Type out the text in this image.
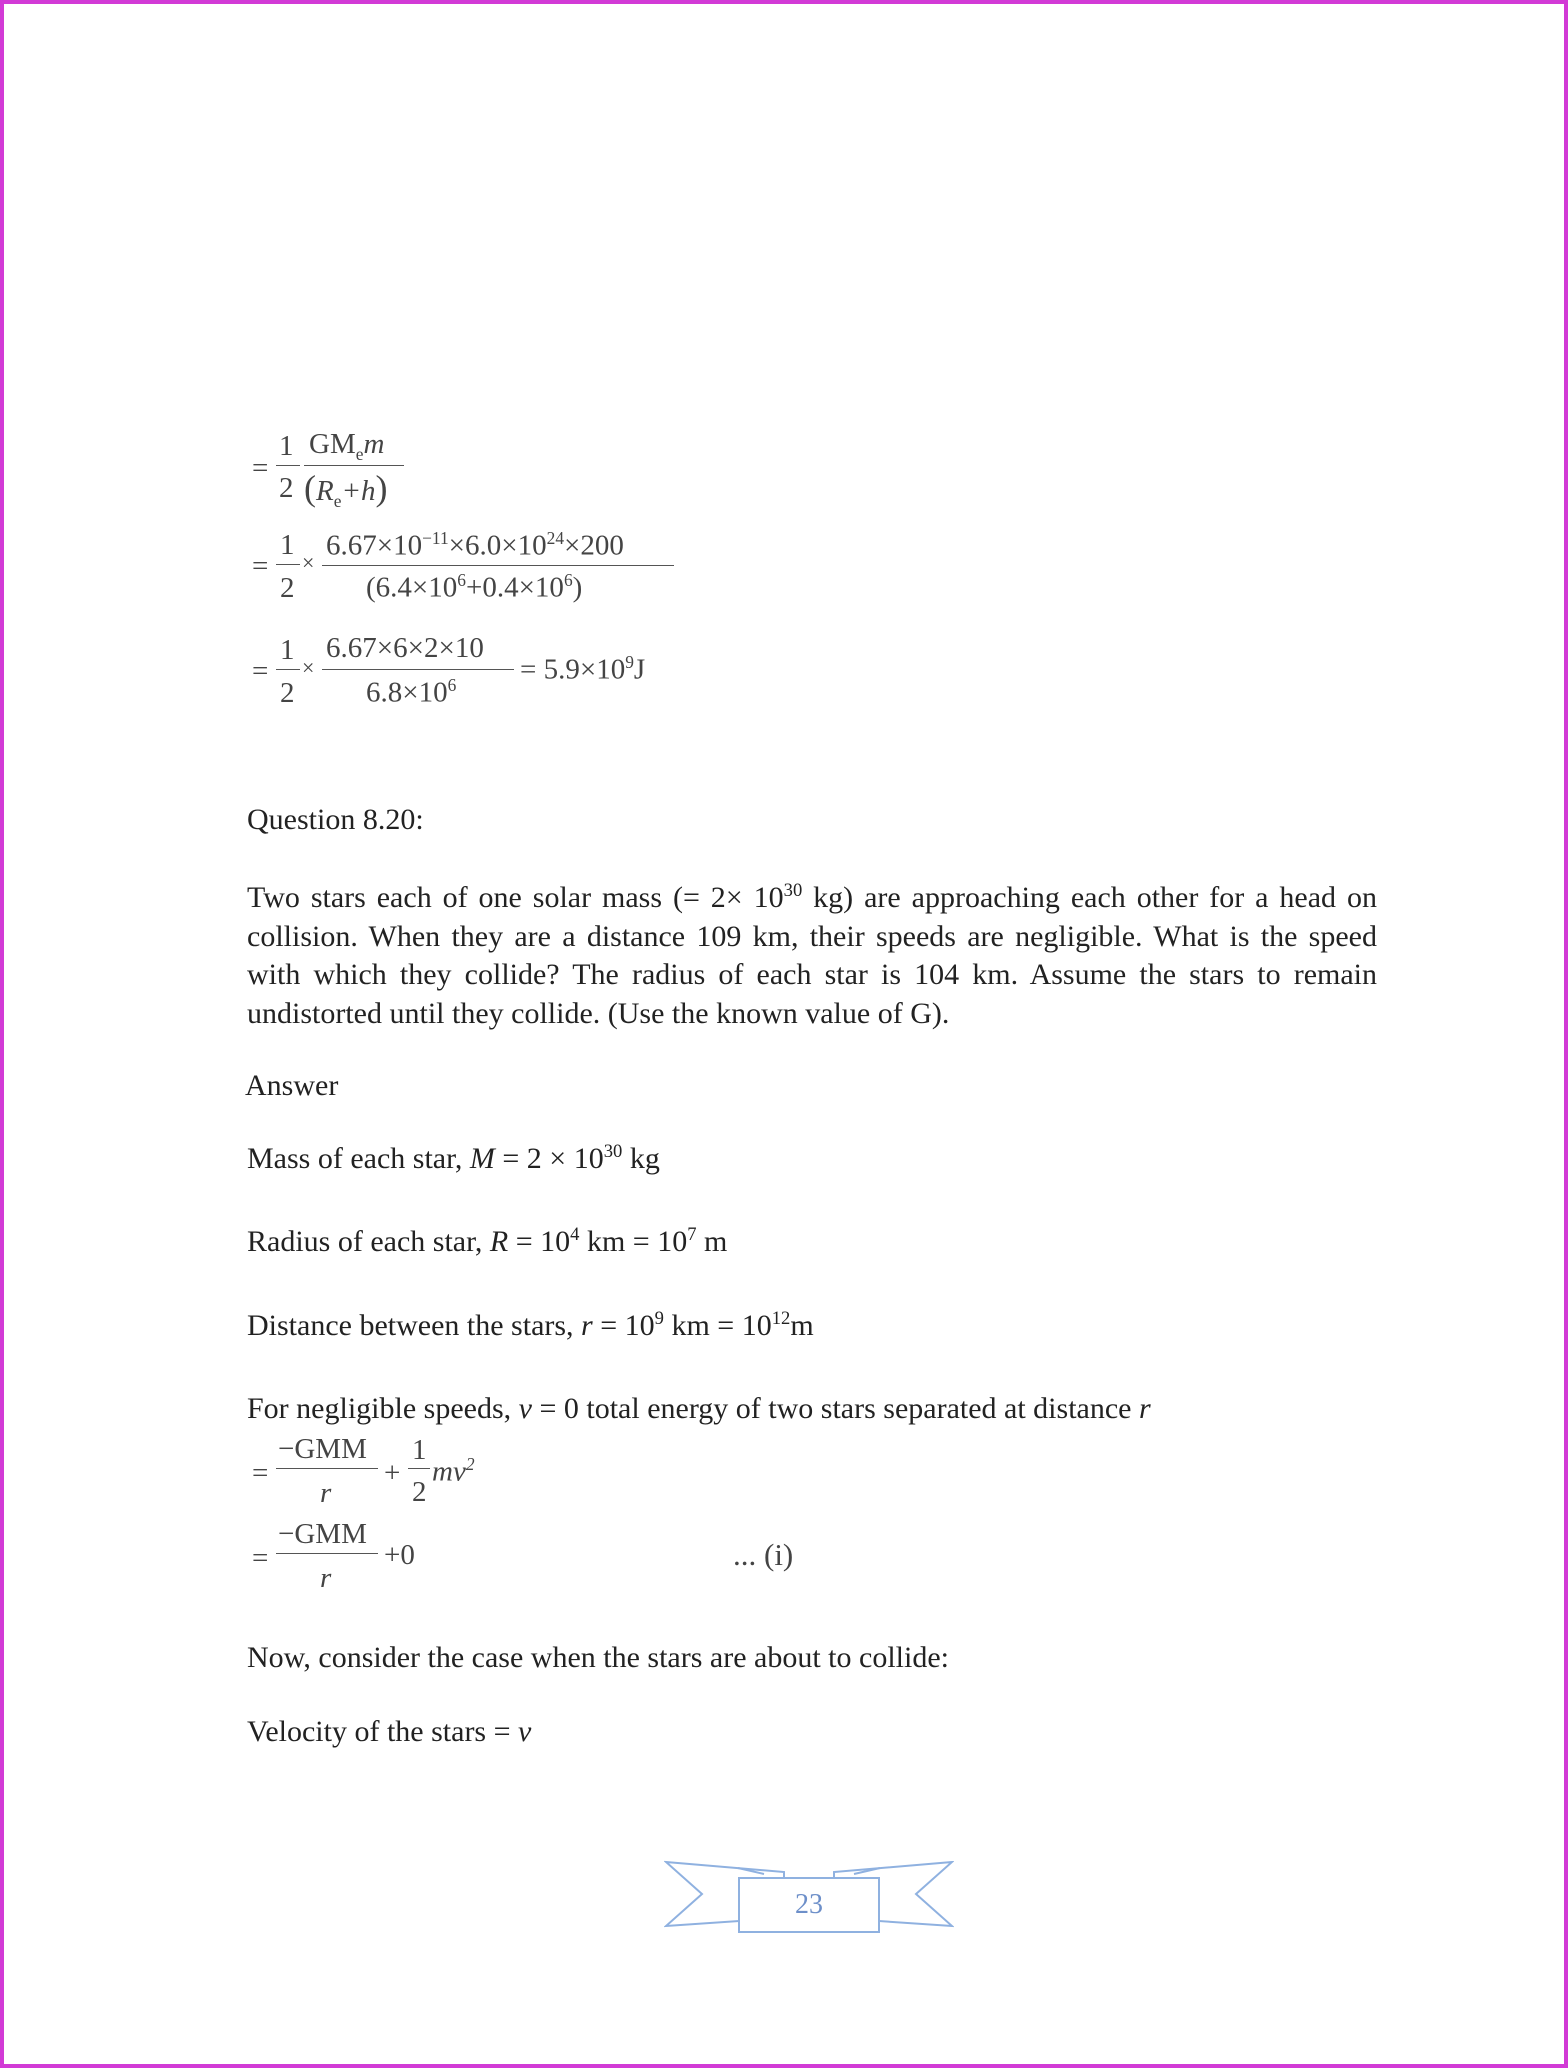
=
1
2
$GM_em$
$(R_e+h)$
=
1
2
×
$6.67\times 10^{-11}\times 6.0\times 10^{24}\times 200$
$(6.4\times 10^6+0.4\times 10^6)$
=
1
2
×
6.67×6×2×10
$6.8\times 10^6 = 5.9\times 10^9J$
Question 8.20:
Two stars each of one solar mass (= $2\times 10^{30}$ kg) are approaching each other for a head on collision. When they are a distance 109 km, their speeds are negligible. What is the speed with which they collide? The radius of each star is 104 km. Assume the stars to remain undistorted until they collide. (Use the known value of G).
Answer
Mass of each star, $M = 2 \times 10^{30}$ kg
Radius of each star, $R = 10^4$ km = $10^7$ m
Distance between the stars, $r = 10^9$ km = $10^{12}m$
For negligible speeds, v = 0 total energy of two stars separated at distance r
=
−GMM
r
+
1
2
$mv^2$
=
−GMM
r
+0	... (i)
Now, consider the case when the stars are about to collide:
Velocity of the stars = v
23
---
- [The exercise]:
Return each line from the material above exactly, but not the pictures.

- [Result]:
Type out the text in this image.
=
1
2
$GM_em$
$(R_e+h)$
=
1
2
×
$6.67\times 10^{-11}\times 6.0\times 10^{24}\times 200$
$(6.4\times 10^6+0.4\times 10^6)$
=
1
2
×
6.67×6×2×10
$6.8\times 10^6 = 5.9\times 10^9J$
Question 8.20:
Two stars each of one solar mass (= $2\times 10^{30}$ kg) are approaching each other for a head on collision. When they are a distance 109 km, their speeds are negligible. What is the speed with which they collide? The radius of each star is 104 km. Assume the stars to remain undistorted until they collide. (Use the known value of G).
Answer
Mass of each star, $M = 2 \times 10^{30}$ kg
Radius of each star, $R = 10^4$ km = $10^7$ m
Distance between the stars, $r = 10^9$ km = $10^{12}m$
For negligible speeds, v = 0 total energy of two stars separated at distance r
=
−GMM
r
+
1
2
$mv^2$
=
−GMM
r
+0	... (i)
Now, consider the case when the stars are about to collide:
Velocity of the stars = v
23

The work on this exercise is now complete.